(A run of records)
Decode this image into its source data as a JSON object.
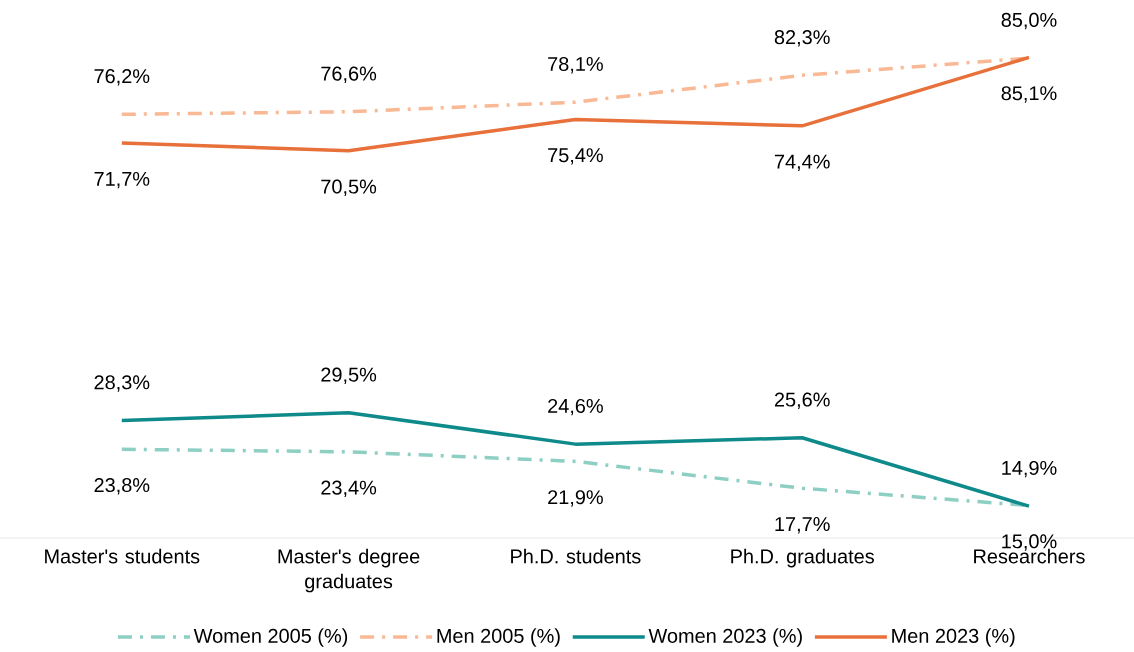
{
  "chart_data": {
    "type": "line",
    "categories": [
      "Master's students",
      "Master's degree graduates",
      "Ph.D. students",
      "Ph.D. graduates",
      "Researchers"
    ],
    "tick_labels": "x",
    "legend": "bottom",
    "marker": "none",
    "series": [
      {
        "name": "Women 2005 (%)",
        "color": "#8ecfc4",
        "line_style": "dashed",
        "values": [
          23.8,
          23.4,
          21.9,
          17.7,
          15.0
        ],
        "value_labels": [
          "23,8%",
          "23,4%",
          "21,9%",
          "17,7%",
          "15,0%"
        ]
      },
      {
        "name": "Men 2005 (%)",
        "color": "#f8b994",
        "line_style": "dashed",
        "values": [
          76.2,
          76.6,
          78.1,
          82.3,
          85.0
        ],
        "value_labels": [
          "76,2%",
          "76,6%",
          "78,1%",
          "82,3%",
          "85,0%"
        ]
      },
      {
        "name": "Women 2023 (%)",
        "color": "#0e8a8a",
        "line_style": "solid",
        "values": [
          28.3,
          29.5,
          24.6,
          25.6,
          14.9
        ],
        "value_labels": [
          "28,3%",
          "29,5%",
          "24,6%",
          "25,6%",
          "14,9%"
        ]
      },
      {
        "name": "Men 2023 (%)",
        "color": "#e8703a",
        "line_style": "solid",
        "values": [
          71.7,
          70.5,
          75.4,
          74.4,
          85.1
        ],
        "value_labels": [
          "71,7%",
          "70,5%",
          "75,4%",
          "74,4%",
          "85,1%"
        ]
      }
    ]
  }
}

* * *

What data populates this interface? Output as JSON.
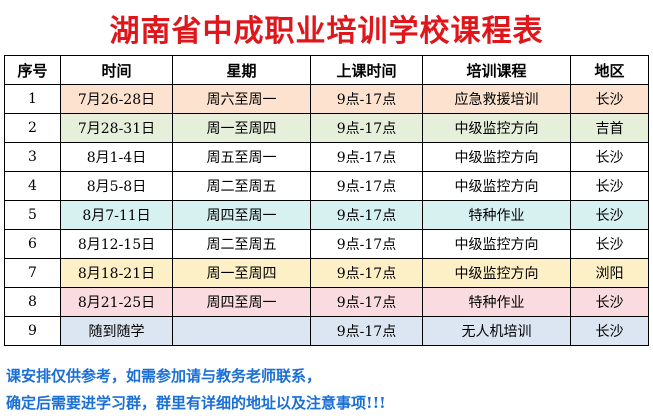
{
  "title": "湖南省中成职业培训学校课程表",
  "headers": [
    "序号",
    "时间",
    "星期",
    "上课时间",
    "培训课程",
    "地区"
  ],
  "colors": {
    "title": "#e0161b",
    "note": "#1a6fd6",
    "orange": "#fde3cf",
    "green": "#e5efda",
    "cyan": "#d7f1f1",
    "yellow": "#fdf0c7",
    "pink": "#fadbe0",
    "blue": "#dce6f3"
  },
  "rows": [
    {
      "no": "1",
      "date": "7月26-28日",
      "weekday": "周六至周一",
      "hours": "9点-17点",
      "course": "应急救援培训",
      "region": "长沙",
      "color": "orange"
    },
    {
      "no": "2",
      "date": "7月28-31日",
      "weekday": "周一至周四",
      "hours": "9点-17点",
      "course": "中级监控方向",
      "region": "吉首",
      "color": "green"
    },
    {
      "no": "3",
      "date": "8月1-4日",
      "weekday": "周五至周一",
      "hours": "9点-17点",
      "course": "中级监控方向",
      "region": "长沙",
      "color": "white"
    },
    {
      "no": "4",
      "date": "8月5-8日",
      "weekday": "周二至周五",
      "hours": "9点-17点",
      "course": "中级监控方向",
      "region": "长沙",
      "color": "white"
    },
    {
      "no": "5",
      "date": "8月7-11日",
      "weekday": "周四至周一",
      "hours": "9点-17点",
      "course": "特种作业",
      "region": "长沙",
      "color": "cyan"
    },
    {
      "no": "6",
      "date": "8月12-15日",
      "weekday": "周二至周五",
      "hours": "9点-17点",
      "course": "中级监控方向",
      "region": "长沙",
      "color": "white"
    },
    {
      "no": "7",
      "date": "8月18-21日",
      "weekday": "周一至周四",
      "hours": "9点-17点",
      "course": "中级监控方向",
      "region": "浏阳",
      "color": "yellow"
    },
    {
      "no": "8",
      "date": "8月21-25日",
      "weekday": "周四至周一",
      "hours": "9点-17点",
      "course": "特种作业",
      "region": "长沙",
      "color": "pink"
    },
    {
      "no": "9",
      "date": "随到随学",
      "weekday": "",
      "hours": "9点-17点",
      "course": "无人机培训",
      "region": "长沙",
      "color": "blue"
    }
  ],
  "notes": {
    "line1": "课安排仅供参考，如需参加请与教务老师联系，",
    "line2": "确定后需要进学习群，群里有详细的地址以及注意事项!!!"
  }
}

==

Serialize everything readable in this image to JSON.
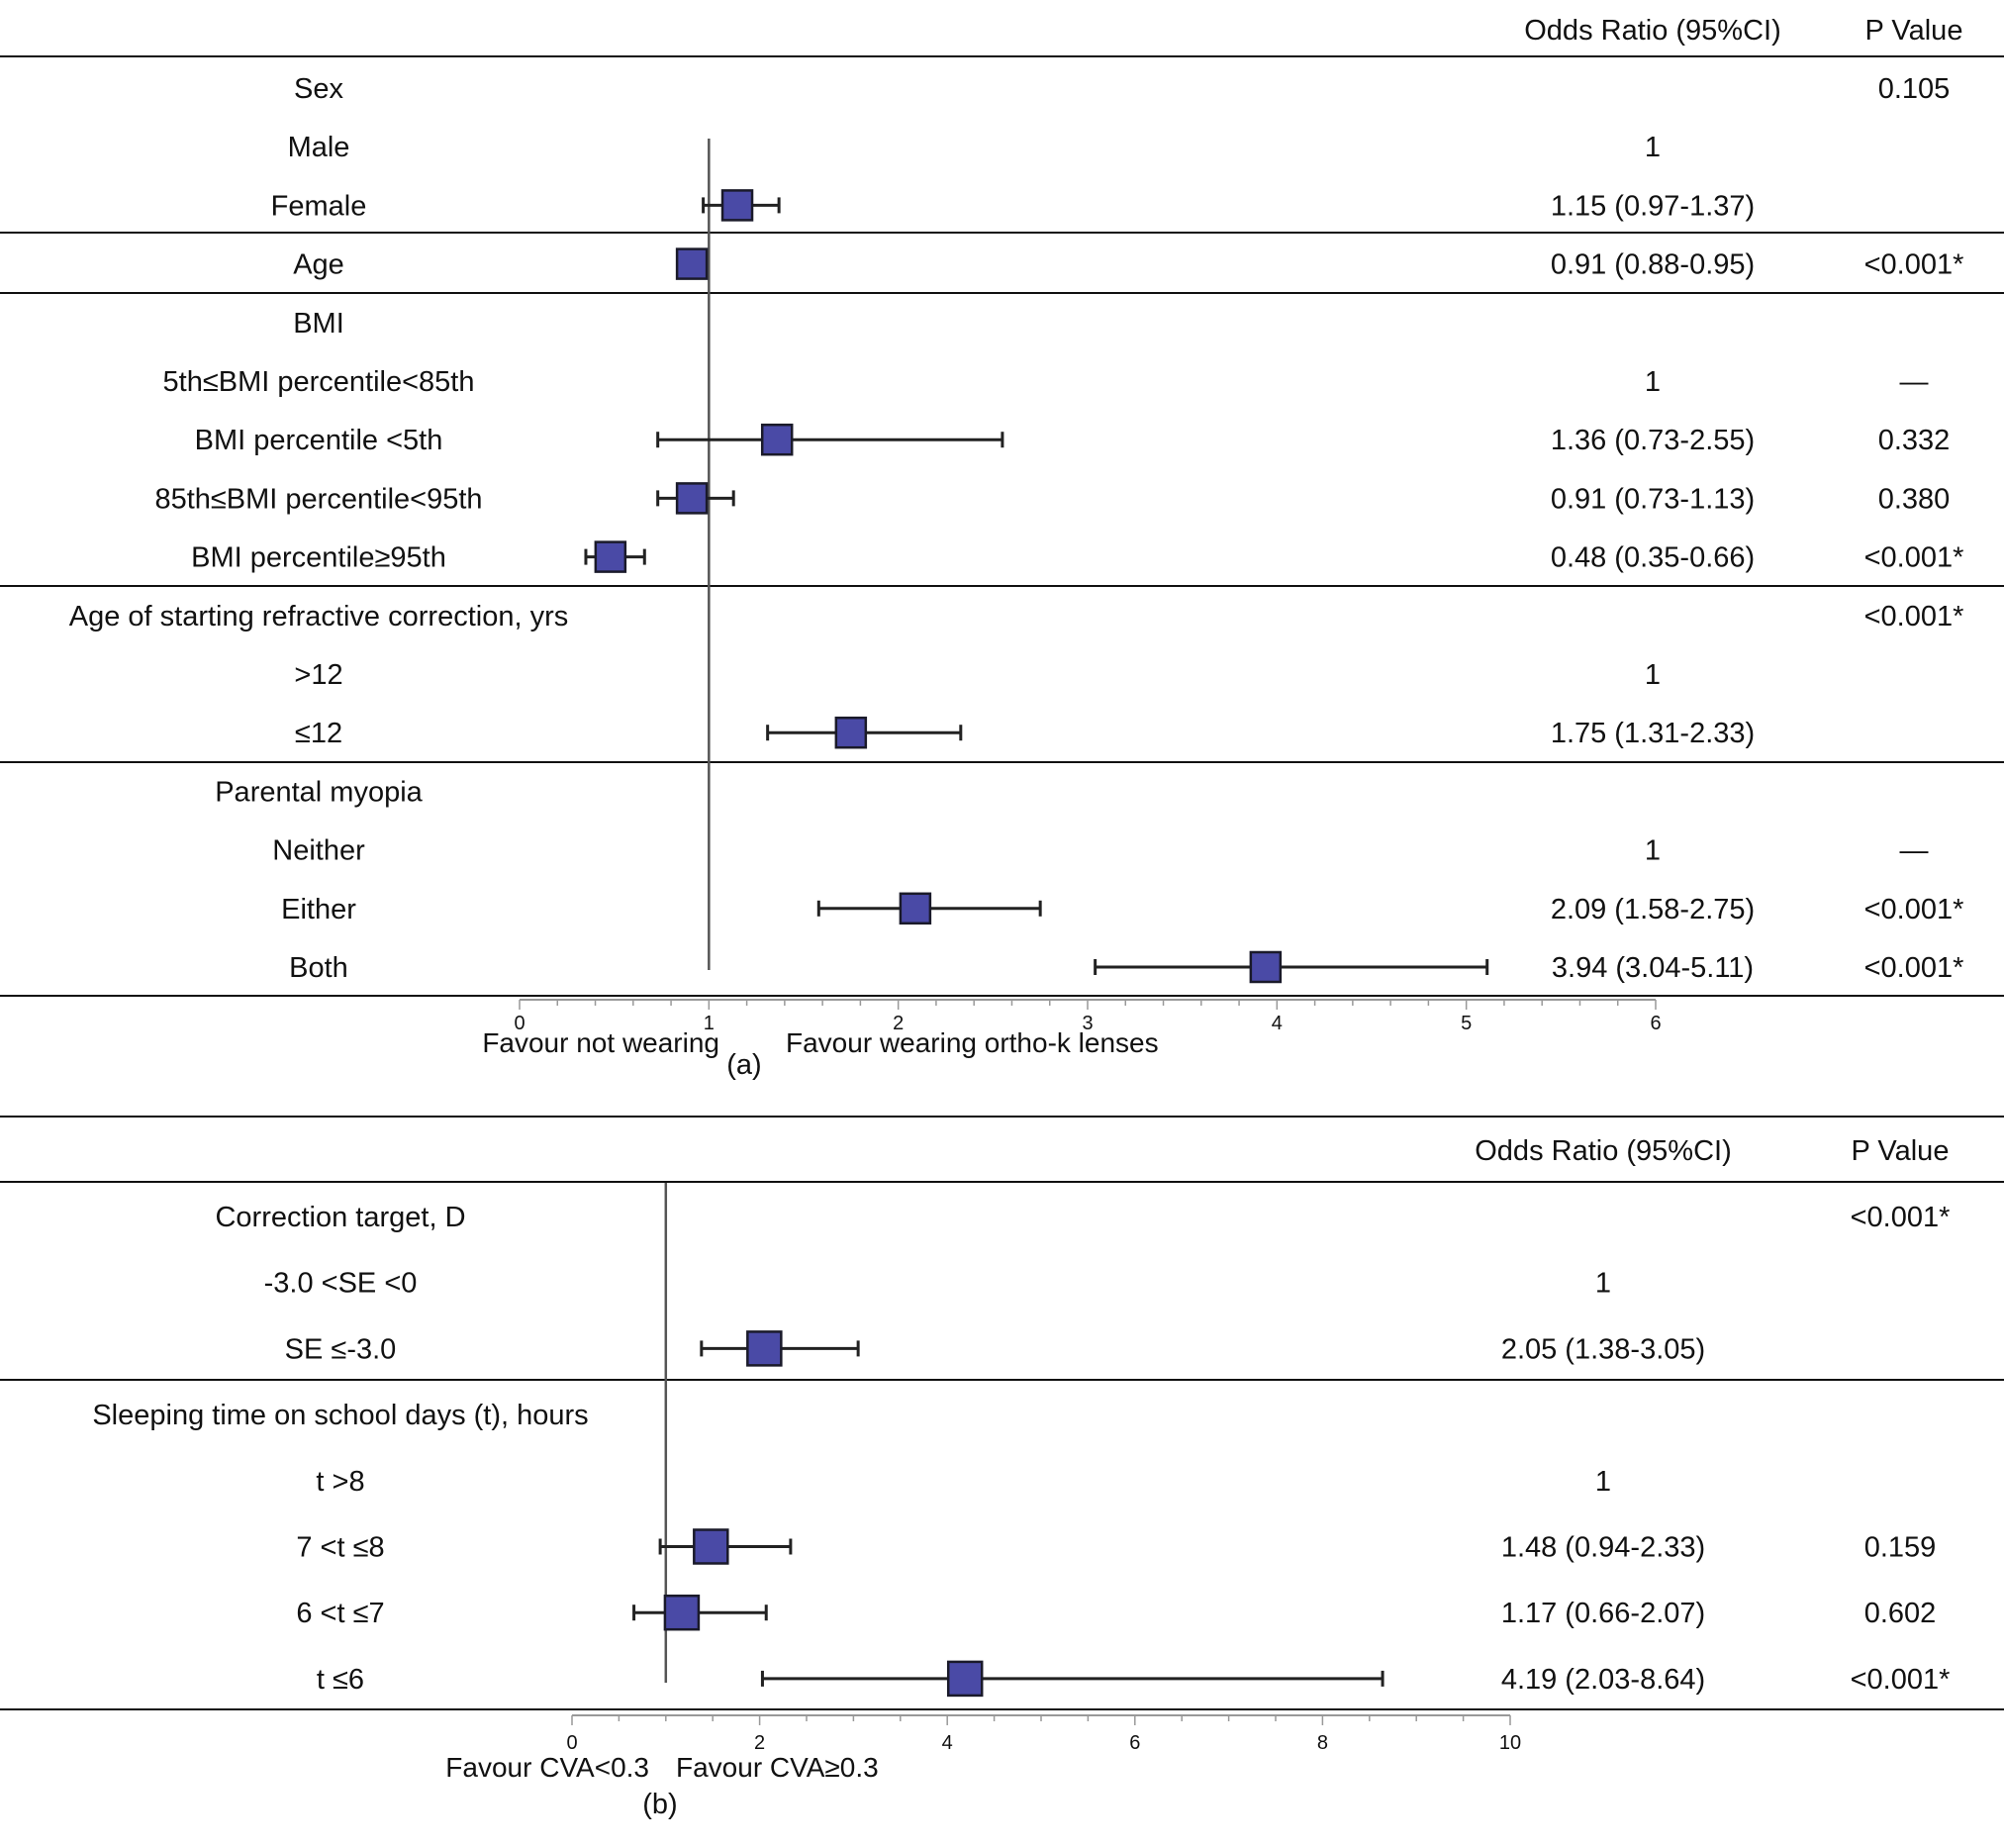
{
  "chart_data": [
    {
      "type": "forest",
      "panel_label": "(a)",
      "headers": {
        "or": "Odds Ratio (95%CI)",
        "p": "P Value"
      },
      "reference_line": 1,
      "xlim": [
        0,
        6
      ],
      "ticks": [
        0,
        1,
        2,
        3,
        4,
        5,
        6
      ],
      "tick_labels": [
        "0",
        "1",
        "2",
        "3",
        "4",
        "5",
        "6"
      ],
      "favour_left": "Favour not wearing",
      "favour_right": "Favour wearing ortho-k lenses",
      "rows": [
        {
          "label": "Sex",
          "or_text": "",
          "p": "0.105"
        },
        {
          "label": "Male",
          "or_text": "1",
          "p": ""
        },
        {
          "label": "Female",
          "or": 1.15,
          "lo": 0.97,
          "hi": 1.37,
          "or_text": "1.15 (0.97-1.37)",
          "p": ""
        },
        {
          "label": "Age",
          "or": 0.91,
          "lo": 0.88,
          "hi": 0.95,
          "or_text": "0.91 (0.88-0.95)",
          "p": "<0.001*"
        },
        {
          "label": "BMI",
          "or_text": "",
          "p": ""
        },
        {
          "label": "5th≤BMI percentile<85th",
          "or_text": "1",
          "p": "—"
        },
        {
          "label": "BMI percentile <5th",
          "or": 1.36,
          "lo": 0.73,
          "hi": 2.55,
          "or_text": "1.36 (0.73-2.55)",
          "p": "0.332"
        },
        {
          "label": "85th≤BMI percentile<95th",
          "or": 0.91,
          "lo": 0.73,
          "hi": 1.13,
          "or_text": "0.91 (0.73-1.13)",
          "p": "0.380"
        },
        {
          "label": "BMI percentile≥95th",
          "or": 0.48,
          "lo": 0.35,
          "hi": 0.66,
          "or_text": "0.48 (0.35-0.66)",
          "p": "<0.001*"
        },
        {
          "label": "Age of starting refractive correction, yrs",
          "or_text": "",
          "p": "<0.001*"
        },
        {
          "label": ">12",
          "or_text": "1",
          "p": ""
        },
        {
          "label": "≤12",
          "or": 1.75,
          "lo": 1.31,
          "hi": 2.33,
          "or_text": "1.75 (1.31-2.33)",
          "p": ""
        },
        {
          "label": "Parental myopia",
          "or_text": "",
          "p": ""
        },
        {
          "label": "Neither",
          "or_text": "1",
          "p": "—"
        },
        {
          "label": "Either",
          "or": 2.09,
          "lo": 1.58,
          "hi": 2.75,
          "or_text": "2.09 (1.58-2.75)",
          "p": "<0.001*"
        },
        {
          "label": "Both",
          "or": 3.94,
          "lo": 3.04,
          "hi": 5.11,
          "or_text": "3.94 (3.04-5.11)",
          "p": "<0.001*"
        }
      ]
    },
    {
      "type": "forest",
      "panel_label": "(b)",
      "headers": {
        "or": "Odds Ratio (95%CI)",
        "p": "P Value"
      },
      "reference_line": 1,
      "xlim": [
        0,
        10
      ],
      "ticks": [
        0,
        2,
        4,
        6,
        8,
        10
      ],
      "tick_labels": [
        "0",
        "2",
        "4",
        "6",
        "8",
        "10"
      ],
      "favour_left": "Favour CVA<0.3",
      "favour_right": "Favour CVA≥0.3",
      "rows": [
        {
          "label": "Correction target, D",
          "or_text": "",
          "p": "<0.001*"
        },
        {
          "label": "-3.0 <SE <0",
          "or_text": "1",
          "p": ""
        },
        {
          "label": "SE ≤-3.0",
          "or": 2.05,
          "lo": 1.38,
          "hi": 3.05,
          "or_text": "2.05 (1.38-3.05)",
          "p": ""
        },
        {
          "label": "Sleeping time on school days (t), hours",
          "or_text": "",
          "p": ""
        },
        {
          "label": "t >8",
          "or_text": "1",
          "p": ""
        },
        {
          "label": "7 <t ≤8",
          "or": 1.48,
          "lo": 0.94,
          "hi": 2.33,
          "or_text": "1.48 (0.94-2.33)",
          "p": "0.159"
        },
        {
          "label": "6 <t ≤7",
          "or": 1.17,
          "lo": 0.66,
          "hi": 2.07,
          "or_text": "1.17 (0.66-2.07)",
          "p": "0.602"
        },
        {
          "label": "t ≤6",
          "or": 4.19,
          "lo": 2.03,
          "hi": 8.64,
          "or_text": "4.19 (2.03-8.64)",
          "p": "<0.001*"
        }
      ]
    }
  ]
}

* [OBJECTIVE] Only a number is needed: how many lines of the material above contain "image"?

* [ANSWER IN FULL] 2